▶ Given request
Pull every "Mantenimiento" line out of the data below.

________

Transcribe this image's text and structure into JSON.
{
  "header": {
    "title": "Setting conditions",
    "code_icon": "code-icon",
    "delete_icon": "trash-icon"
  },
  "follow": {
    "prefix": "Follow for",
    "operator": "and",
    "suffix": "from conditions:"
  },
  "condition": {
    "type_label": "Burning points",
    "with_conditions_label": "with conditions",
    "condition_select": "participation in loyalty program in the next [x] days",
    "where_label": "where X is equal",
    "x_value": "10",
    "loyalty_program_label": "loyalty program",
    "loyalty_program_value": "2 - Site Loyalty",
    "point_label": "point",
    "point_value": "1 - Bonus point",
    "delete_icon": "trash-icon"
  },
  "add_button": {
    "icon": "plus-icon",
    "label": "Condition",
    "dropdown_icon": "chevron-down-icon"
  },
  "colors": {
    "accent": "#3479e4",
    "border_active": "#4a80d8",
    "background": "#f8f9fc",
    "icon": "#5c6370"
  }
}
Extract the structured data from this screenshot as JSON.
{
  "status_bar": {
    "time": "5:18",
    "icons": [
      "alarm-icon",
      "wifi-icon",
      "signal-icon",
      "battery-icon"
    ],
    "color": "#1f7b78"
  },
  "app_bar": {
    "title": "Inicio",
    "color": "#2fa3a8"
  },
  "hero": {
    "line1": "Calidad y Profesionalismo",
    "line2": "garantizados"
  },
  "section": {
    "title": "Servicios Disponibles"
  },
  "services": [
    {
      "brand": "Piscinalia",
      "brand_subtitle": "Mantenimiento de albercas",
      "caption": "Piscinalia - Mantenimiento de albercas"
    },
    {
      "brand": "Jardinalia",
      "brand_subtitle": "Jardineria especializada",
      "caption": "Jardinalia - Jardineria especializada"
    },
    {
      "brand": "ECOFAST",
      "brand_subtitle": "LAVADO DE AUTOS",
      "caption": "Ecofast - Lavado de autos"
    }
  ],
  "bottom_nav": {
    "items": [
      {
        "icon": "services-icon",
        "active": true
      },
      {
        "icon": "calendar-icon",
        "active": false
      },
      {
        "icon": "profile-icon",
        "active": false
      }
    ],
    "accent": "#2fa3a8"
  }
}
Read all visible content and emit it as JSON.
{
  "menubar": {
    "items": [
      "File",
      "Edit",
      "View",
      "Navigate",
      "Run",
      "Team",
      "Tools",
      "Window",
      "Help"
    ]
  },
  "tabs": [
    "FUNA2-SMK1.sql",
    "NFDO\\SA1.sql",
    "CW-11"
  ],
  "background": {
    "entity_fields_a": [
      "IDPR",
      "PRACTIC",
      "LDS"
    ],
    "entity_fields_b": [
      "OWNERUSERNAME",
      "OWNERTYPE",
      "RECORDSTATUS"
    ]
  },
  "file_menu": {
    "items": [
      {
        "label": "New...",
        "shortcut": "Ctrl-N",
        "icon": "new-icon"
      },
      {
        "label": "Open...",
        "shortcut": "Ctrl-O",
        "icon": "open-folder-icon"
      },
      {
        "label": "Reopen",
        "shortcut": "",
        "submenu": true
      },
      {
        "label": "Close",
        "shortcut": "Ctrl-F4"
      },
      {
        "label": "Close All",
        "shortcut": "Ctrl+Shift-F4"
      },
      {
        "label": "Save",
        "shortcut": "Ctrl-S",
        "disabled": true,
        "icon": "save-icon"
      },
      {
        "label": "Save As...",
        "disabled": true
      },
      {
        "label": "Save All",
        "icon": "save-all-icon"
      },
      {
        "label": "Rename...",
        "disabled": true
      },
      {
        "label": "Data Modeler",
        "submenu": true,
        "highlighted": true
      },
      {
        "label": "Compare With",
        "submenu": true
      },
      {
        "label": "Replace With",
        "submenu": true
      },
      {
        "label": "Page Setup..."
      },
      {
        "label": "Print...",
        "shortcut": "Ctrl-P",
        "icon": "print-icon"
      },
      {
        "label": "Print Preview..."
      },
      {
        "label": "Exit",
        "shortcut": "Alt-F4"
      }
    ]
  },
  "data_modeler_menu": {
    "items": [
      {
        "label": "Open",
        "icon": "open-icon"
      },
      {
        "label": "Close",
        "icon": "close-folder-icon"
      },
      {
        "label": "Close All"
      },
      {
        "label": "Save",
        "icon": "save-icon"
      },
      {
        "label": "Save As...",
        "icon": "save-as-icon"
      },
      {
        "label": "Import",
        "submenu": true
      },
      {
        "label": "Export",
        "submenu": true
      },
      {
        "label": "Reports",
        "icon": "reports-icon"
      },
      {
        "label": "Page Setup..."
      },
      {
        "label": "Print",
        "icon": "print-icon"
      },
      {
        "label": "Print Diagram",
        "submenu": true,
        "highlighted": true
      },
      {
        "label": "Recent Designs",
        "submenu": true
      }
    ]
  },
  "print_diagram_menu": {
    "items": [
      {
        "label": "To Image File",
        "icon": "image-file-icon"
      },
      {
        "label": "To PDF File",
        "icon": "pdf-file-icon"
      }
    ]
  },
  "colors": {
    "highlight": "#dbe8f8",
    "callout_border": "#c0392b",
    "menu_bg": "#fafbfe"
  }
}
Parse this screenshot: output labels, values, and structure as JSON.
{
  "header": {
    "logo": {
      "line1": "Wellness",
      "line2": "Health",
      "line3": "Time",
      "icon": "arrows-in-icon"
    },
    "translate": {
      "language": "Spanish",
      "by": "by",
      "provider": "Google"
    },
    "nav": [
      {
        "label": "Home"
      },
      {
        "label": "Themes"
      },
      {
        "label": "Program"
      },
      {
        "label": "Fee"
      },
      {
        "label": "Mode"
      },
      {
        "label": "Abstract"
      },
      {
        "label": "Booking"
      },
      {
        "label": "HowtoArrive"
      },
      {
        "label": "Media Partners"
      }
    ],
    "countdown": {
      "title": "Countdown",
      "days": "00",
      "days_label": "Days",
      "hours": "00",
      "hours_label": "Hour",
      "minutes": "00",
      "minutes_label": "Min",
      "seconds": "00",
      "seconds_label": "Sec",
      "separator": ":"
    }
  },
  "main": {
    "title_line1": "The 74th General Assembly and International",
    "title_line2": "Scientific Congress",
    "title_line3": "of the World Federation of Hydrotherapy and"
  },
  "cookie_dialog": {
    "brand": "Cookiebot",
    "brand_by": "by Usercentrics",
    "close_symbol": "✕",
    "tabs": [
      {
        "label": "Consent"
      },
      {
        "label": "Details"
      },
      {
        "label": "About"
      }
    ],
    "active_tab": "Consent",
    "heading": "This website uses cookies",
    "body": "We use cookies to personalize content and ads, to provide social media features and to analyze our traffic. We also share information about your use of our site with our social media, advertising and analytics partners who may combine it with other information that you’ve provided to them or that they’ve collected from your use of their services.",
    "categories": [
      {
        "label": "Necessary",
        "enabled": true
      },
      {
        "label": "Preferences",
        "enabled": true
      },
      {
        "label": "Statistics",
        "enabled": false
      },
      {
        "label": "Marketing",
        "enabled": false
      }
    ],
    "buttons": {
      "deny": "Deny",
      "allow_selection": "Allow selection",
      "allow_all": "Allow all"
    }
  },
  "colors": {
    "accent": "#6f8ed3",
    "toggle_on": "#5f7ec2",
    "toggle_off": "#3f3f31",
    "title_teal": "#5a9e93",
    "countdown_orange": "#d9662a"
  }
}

________

▶ Full answer
      "brand_subtitle": "Mantenimiento de albercas",
      "caption": "Piscinalia - Mantenimiento de albercas"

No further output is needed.